### Task to complete
Will you transcribe the entries that follow, exactly and in full?

### Material
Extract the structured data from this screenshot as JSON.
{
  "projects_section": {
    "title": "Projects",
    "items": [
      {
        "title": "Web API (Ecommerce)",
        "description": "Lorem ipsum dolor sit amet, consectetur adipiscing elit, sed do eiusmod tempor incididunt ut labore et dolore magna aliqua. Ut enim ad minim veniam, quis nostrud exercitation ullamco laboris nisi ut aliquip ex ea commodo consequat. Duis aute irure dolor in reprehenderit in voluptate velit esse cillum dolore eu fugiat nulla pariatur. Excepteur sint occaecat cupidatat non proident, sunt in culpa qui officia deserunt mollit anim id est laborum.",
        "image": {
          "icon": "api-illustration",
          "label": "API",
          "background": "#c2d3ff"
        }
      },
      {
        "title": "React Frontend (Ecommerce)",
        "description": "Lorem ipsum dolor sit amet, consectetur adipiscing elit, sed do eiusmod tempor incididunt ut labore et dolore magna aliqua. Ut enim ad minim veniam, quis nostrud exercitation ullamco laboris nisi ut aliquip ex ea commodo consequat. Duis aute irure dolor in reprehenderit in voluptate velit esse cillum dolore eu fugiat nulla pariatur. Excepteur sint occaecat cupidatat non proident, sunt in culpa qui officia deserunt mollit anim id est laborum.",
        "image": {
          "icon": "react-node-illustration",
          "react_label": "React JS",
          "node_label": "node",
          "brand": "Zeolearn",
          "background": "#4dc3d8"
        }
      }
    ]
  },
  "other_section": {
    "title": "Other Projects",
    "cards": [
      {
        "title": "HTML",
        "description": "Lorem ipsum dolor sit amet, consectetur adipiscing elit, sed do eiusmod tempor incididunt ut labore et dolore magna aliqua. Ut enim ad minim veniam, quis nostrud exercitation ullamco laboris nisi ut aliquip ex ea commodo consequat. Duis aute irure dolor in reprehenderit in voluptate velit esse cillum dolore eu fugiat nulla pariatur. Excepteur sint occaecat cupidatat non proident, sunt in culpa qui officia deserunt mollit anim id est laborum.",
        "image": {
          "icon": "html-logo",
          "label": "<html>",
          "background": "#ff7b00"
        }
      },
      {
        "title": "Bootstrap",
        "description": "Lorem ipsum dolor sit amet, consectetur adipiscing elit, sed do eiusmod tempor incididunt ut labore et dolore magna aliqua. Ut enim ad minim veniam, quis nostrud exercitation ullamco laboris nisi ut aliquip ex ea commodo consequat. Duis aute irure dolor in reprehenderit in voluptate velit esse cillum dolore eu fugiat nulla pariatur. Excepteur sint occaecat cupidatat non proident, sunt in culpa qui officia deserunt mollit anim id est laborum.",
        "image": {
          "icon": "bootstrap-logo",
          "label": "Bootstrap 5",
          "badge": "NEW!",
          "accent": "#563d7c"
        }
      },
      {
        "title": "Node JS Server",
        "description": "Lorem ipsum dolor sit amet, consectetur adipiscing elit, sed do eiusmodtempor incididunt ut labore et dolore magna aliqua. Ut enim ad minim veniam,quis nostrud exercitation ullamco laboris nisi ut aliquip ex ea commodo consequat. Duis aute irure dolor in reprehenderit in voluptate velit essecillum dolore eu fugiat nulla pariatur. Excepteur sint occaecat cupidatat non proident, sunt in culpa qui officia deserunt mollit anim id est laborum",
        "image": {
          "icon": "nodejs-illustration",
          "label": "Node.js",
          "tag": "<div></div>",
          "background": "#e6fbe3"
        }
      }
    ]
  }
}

### Exercise result
Extract the structured data from this screenshot as JSON.
{
  "projects_section": {
    "title": "Projects",
    "items": [
      {
        "title": "Web API (Ecommerce)",
        "description": "Lorem ipsum dolor sit amet, consectetur adipiscing elit, sed do eiusmod tempor incididunt ut labore et dolore magna aliqua. Ut enim ad minim veniam, quis nostrud exercitation ullamco laboris nisi ut aliquip ex ea commodo consequat. Duis aute irure dolor in reprehenderit in voluptate velit esse cillum dolore eu fugiat nulla pariatur. Excepteur sint occaecat cupidatat non proident, sunt in culpa qui officia deserunt mollit anim id est laborum.",
        "image": {
          "icon": "api-illustration",
          "label": "API",
          "background": "#c2d3ff"
        }
      },
      {
        "title": "React Frontend (Ecommerce)",
        "description": "Lorem ipsum dolor sit amet, consectetur adipiscing elit, sed do eiusmod tempor incididunt ut labore et dolore magna aliqua. Ut enim ad minim veniam, quis nostrud exercitation ullamco laboris nisi ut aliquip ex ea commodo consequat. Duis aute irure dolor in reprehenderit in voluptate velit esse cillum dolore eu fugiat nulla pariatur. Excepteur sint occaecat cupidatat non proident, sunt in culpa qui officia deserunt mollit anim id est laborum.",
        "image": {
          "icon": "react-node-illustration",
          "react_label": "React JS",
          "node_label": "node",
          "brand": "Zeolearn",
          "background": "#4dc3d8"
        }
      }
    ]
  },
  "other_section": {
    "title": "Other Projects",
    "cards": [
      {
        "title": "HTML",
        "description": "Lorem ipsum dolor sit amet, consectetur adipiscing elit, sed do eiusmod tempor incididunt ut labore et dolore magna aliqua. Ut enim ad minim veniam, quis nostrud exercitation ullamco laboris nisi ut aliquip ex ea commodo consequat. Duis aute irure dolor in reprehenderit in voluptate velit esse cillum dolore eu fugiat nulla pariatur. Excepteur sint occaecat cupidatat non proident, sunt in culpa qui officia deserunt mollit anim id est laborum.",
        "image": {
          "icon": "html-logo",
          "label": "<html>",
          "background": "#ff7b00"
        }
      },
      {
        "title": "Bootstrap",
        "description": "Lorem ipsum dolor sit amet, consectetur adipiscing elit, sed do eiusmod tempor incididunt ut labore et dolore magna aliqua. Ut enim ad minim veniam, quis nostrud exercitation ullamco laboris nisi ut aliquip ex ea commodo consequat. Duis aute irure dolor in reprehenderit in voluptate velit esse cillum dolore eu fugiat nulla pariatur. Excepteur sint occaecat cupidatat non proident, sunt in culpa qui officia deserunt mollit anim id est laborum.",
        "image": {
          "icon": "bootstrap-logo",
          "label": "Bootstrap 5",
          "badge": "NEW!",
          "accent": "#563d7c"
        }
      },
      {
        "title": "Node JS Server",
        "description": "Lorem ipsum dolor sit amet, consectetur adipiscing elit, sed do eiusmodtempor incididunt ut labore et dolore magna aliqua. Ut enim ad minim veniam,quis nostrud exercitation ullamco laboris nisi ut aliquip ex ea commodo consequat. Duis aute irure dolor in reprehenderit in voluptate velit essecillum dolore eu fugiat nulla pariatur. Excepteur sint occaecat cupidatat non proident, sunt in culpa qui officia deserunt mollit anim id est laborum",
        "image": {
          "icon": "nodejs-illustration",
          "label": "Node.js",
          "tag": "<div></div>",
          "background": "#e6fbe3"
        }
      }
    ]
  }
}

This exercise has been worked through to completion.